### What is needed:
Would you please return the lines of the material that contain the word "mutated"?

** Opening Source material block **

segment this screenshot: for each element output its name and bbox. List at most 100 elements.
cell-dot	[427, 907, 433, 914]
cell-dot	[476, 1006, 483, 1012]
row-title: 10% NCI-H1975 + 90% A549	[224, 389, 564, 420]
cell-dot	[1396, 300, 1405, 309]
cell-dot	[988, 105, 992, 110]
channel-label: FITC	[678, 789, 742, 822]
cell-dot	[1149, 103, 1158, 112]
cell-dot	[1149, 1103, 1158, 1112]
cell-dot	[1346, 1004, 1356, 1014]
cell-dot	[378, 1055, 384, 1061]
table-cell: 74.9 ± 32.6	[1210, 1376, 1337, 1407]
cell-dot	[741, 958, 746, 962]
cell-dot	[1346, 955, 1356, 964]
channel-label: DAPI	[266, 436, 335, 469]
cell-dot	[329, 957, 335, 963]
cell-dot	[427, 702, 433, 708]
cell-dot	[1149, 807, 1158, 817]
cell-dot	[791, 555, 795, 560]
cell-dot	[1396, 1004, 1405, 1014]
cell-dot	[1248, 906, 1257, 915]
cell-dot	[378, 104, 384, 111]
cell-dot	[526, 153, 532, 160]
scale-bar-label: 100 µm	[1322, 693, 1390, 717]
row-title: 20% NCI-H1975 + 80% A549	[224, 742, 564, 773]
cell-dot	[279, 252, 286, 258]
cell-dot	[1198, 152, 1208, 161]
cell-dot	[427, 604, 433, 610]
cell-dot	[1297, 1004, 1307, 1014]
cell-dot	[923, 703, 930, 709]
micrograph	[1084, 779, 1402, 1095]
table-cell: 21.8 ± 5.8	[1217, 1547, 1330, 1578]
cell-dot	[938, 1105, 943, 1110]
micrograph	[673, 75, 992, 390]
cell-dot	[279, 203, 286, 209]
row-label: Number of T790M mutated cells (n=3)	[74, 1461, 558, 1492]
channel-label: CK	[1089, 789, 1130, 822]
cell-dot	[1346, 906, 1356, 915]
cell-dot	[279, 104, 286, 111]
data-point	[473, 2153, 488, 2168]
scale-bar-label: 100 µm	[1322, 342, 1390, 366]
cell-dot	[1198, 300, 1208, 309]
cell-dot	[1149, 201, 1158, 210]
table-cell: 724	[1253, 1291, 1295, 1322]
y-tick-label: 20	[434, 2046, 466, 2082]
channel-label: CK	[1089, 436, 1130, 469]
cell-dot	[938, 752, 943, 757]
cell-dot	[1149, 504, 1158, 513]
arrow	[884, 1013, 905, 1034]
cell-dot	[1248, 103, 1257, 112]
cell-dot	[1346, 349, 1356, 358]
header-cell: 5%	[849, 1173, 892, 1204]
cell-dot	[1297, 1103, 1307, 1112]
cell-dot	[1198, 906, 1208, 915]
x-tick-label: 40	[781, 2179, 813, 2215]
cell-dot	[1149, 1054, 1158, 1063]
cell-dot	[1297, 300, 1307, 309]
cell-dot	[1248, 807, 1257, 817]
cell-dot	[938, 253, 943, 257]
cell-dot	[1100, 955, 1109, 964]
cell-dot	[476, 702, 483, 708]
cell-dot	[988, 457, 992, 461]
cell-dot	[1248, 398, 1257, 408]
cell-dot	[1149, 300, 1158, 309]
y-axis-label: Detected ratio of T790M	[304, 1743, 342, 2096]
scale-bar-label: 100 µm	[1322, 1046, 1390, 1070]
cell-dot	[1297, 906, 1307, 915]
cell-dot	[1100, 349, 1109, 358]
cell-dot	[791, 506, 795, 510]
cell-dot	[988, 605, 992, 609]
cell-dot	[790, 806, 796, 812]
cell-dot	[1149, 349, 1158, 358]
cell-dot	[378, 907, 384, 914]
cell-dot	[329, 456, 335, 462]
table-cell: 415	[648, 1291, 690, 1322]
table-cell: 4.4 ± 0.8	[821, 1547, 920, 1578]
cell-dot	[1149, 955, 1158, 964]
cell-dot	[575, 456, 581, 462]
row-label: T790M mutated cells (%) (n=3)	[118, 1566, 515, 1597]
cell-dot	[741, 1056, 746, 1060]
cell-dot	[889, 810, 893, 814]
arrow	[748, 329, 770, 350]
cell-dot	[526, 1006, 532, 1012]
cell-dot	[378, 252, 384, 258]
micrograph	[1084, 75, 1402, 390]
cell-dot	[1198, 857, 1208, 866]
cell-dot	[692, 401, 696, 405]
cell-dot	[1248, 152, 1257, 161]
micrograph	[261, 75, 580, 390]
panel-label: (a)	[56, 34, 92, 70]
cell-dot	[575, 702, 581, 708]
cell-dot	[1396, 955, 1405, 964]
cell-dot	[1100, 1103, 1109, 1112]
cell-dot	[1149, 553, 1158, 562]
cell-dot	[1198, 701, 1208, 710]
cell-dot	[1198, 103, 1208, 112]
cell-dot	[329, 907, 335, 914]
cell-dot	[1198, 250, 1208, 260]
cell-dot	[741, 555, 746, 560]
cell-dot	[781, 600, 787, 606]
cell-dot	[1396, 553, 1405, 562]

** Closing Source material block **

### Output of the exercise:
row-label: Number of T790M mutated cells (n=3)	[74, 1461, 558, 1492]
row-label: T790M mutated cells (%) (n=3)	[118, 1566, 515, 1597]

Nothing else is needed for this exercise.